EXCERPT TO READ —

- - - -

Smaller, cleaner swell, and much peaker than Sat with a light crowd, but as we were suiting 3 pack of bros shows and some other after work regs started to walk out to the waterline. Still quitter than the summer crowd. Glassy assy punchy and fast lefts. Every other one had some weirdness to it. Couple goofies pulling into small little barrels surprisingly. A bennie for the frontsiders of a little to much sand perhaps IMO. Seen more head dips per usual recently. Sharbard felt a little boggy even with the quads in? Hayden fronts still in the Ghost so perhaps it was the flat AM2s up front? Or maybe shoulda been on a fish like my buddy who was putting together some good ones per usual. Fookin goofys. Still way better than the cumbersome mid on these waves.

Still shartbard felt good on the handful that stood up nicely and allowed 2 solid turns to the beach. Buddy commented on sprayage and some fins out the back on one wave, so backside attackage ego was stroked 8) Handful of right, but per usual petered out after good drop sigh..... One of the 3 pack bros was being an annoying menace. Guy could surf, but kind of couldn't, and was hasteling everyone one for their waves. 20 something, kinda short, thin build, Vans boots and Xcel comp suit riding a shortboard. Ended up doing the same to him paddling for any wave he was deeper on trying to snowball the lip. Fuking douche. Seen him once before. Prolly PDX Cali tranny. Chill brah. Smoke him if you see him! Eventually froze out in my 4 mill having gone buoy status toward the end of the session. Nothing seemed to be coming to me. Ended on a drop to close out and enjoyed a still dusk before the storm. Hoping the rain moves around some sand up and down the coast.

Re: Vax Sessions

PostPosted: Fri Sep 17, 2021 3:41 pm
by Howly Wolf
Recent surfs at shorties have belied a dark energy that I haven't really experienced there before. Have you lifers noticed a shift in the vibe or am I just tripping?

Re: Vax Sessions

PostPosted: Sat Sep 18, 2021 9:21 pm
by Tex
i bet there are some surfers that see the crowds (exponentially larger throughout COVID) as an imminent threat which could generate some of that dark energy. i have not experienced it myself, nobody at first light throws that shit around at SS.

Re: Vax Sessions

PostPosted: Mon Sep 20, 2021 9:49 am
by Howly Wolf
Tex wrote:i have not experienced it myself, nobody at the pickleball court throws that shit around.


Fixed it for ya, Tex.

The low frequency vibe I'm referring to is more about a preponderance of f@#K f@#K games... just general hassling and lack of etiquette. Happens occasionally at first light too. Maybe it's a demographic shift idk.

- - - -

LISTED RECORDS —
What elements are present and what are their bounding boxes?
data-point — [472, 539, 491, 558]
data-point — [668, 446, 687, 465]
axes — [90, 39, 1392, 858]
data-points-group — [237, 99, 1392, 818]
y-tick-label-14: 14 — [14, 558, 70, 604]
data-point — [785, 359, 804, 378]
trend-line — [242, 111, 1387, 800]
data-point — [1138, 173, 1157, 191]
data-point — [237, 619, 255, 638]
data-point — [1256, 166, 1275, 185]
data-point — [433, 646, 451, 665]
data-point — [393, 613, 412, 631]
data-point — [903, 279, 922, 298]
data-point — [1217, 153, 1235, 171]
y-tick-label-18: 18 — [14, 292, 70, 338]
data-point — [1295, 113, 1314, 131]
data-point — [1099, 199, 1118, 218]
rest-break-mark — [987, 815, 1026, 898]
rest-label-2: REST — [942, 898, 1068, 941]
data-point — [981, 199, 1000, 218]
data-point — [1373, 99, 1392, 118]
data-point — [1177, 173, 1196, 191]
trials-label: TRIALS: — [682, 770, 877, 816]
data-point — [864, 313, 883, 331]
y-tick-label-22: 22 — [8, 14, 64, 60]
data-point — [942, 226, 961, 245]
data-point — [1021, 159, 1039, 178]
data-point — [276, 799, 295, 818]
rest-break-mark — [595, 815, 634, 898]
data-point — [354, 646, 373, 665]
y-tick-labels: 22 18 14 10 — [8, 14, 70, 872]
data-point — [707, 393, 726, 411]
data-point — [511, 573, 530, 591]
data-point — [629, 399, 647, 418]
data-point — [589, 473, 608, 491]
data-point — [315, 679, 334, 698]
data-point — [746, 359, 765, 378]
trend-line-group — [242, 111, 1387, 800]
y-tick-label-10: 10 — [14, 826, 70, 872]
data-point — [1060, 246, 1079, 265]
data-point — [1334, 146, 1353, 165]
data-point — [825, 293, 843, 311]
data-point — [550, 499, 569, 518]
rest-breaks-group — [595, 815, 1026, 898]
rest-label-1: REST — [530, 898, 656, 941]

- - - -

ACTIVITIES —
1. In the surf forum thread, how thick was the wetsuit the writer was wearing when they froze out?
2. Carry on the surf forum thread from its last sentence.
The entries have nothing to do with the surf forum thread.

RESPONSES PER TASK —
1. 4 mill.

2.
Dark energy was the sea itself yesterday. Meaty swell. Brutal inside/Gash outside. The one other guy who poked through was cool, but he didn't stick around long. Big ol' close outs :twisted:

Re: Vax Sessions

PostPosted: Mon Sep 20, 2021 1:15 pm
by Major Lazer
Always been pretty competitive. Can remember scraping for waves in a bit of a crowd in the late 90s. More recently it's definitely become combat surfing and more disregard for general etiquette. Level has increased as well...... and well I'm getting old too. Used to be more local groms down there, which were all cool kids that have moved down south. Now it seems like a new crop of twenty somethings have moved over from the valley and surf down there more than most locals do. Prob cant surf the other spots without hastles? Who knows. Kinda honed my skills living in "Nor Cal" for 8 years and can still scrap with the best of em. Or at least I like to think so. I prefer to surf elsewhere, but you know how it goes........

Re: Vax Sessions

PostPosted: Mon Sep 20, 2021 2:12 pm
by Tex
I think you are a comedic genius Howly, love your shit talking bro.

I was reminded of a session maybe 8 months ago, pretty sure I recounted the story here, had to call this dude off my priority wave like three times, yelling, I GOT IT, I GOT IT....he perched on the lip and watched me basically ride under him. This was at SS. I might have missed an earlier take off, making him doubt my ability to stick the drop, who knows. Sometimes that pressure elevates my crusty ol game.

Also, should we go back to month specific reporting? If so, who wants to name the October session posting?